[GIVEN TASK]
Repeat every entry in the listing below, exactly.

Dataset entries:
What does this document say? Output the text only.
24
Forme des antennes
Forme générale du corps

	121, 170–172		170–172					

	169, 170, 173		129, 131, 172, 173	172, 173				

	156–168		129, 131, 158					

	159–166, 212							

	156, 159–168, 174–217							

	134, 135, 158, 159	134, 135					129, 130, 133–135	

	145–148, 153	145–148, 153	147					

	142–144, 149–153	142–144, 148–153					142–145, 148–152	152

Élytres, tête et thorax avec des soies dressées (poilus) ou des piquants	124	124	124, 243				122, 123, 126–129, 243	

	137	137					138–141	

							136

[WRITTEN RESPONSE]
What does this document say? Output the text only.
24
Forme des antennes
Forme générale du corps

	121, 170–172		170–172					

	169, 170, 173		129, 131, 172, 173	172, 173				

	156–168		129, 131, 158					

	159–166, 212							

	156, 159–168, 174–217							

	134, 135, 158, 159	134, 135					129, 130, 133–135	

	145–148, 153	145–148, 153	147					

	142–144, 149–153	142–144, 148–153					142–145, 148–152	152

Élytres, tête et thorax avec des soies dressées (poilus) ou des piquants	124	124	124, 243				122, 123, 126–129, 243	

	137	137					138–141	

							136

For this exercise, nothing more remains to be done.